→ Your task:
Find each line with the word "that" and copy it.

begin

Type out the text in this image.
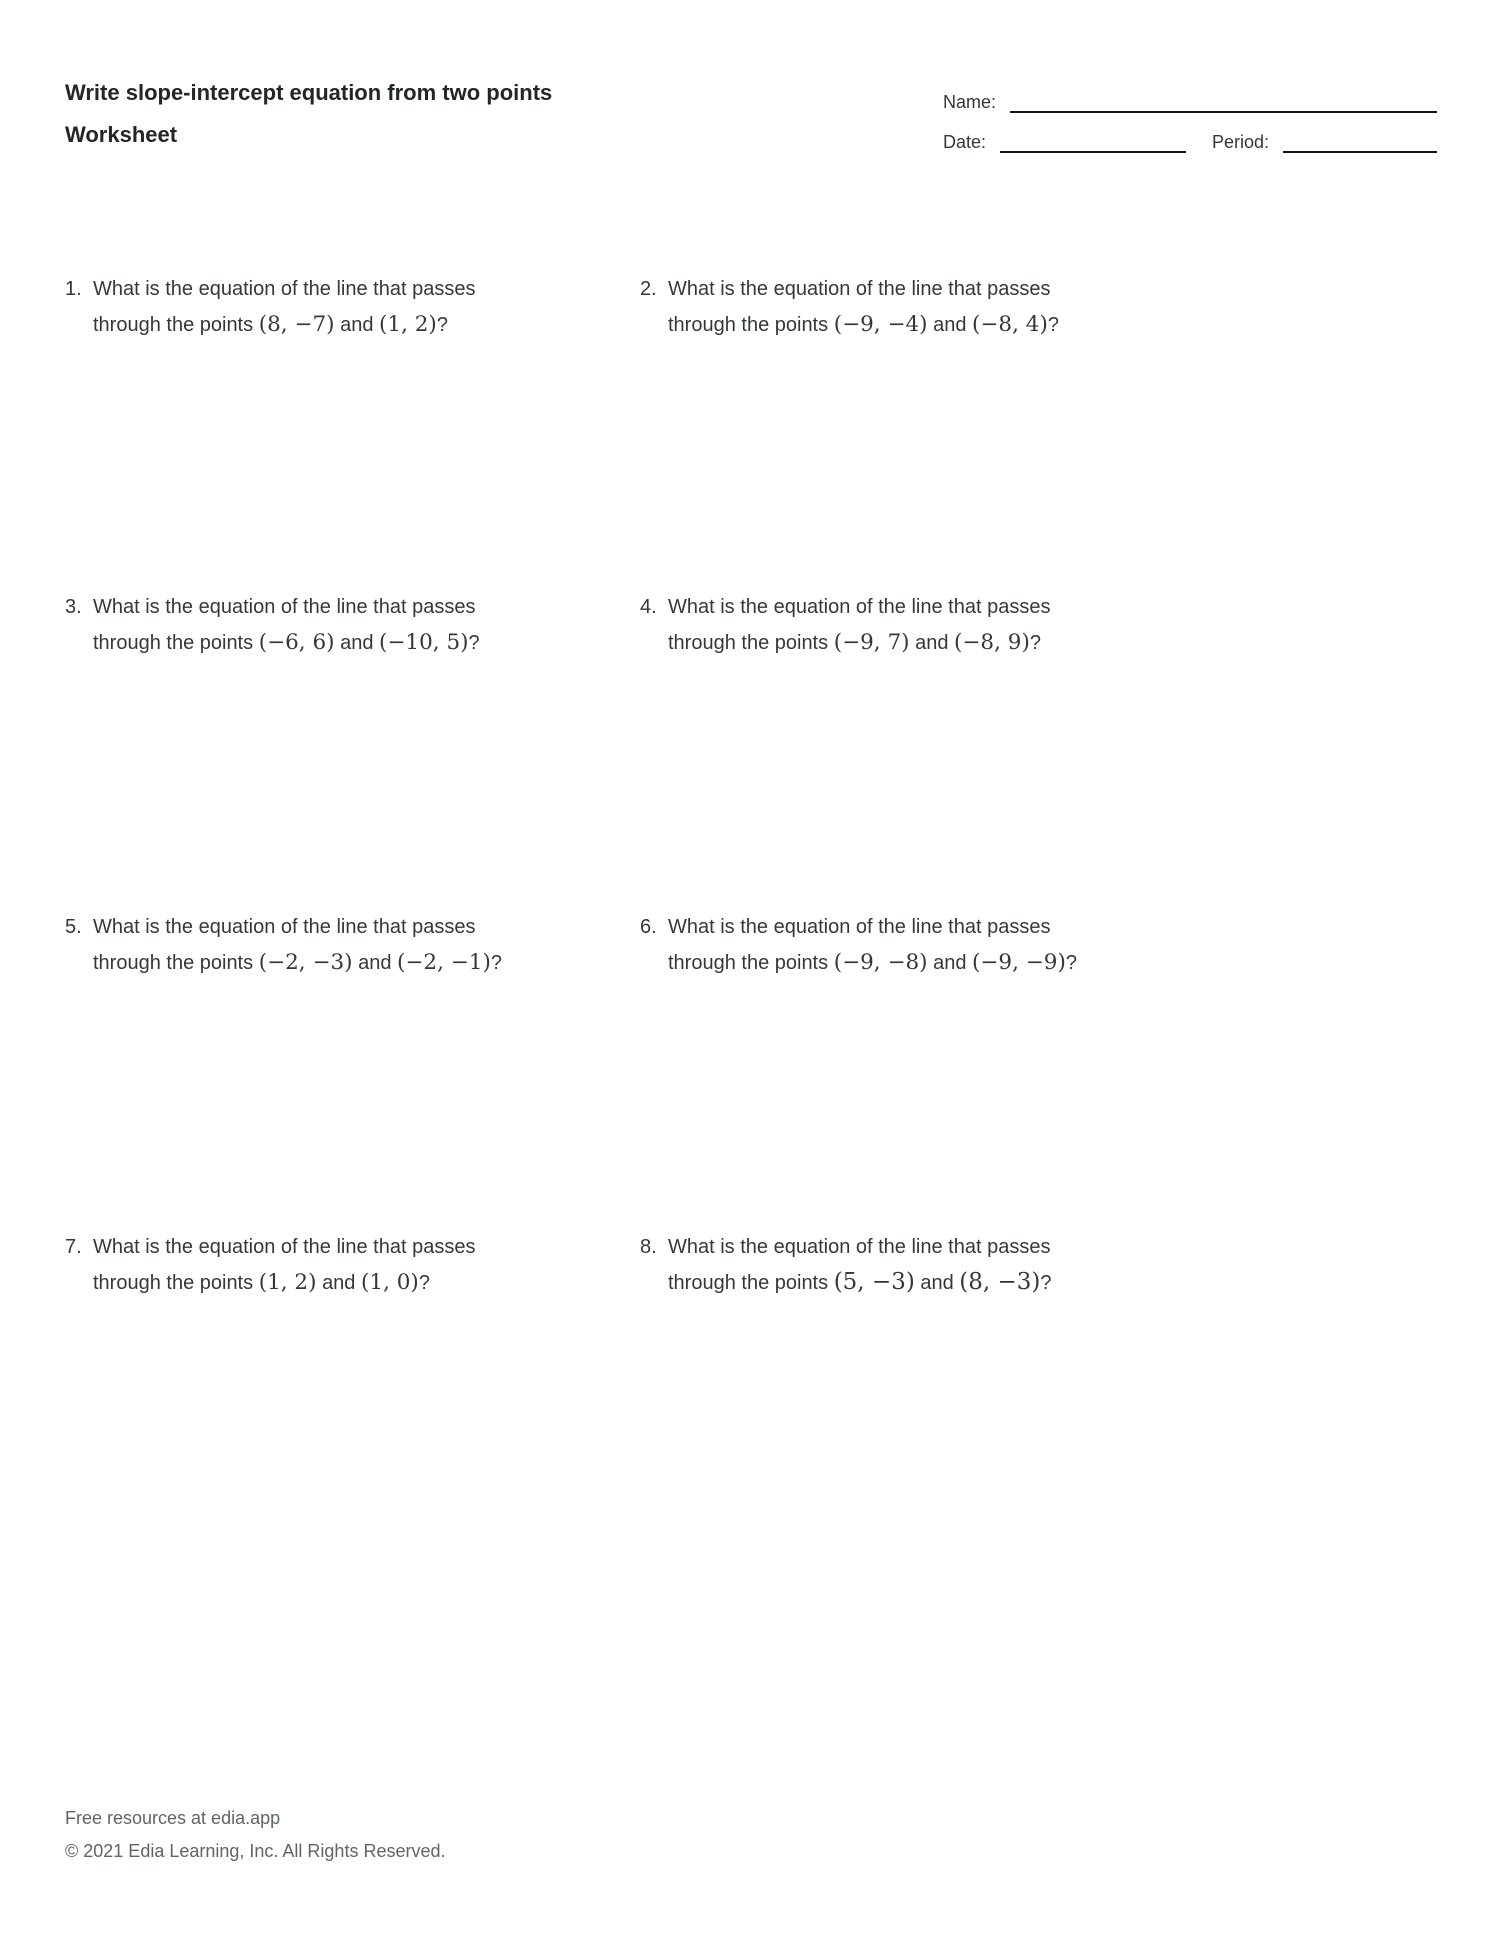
Write slope-intercept equation from two points
Worksheet
Name:
Date:	Period:
1. What is the equation of the line that passes
through the points (8, −7) and (1, 2)?
2. What is the equation of the line that passes
through the points (−9, −4) and (−8, 4)?
3. What is the equation of the line that passes
through the points (−6, 6) and (−10, 5)?
4. What is the equation of the line that passes
through the points (−9, 7) and (−8, 9)?
5. What is the equation of the line that passes
through the points (−2, −3) and (−2, −1)?
6. What is the equation of the line that passes
through the points (−9, −8) and (−9, −9)?
7. What is the equation of the line that passes
through the points (1, 2) and (1, 0)?
8. What is the equation of the line that passes
through the points (5, −3) and (8, −3)?
Free resources at edia.app
© 2021 Edia Learning, Inc. All Rights Reserved.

end

→ Response to the exercise:
1. What is the equation of the line that passes
2. What is the equation of the line that passes
3. What is the equation of the line that passes
4. What is the equation of the line that passes
5. What is the equation of the line that passes
6. What is the equation of the line that passes
7. What is the equation of the line that passes
8. What is the equation of the line that passes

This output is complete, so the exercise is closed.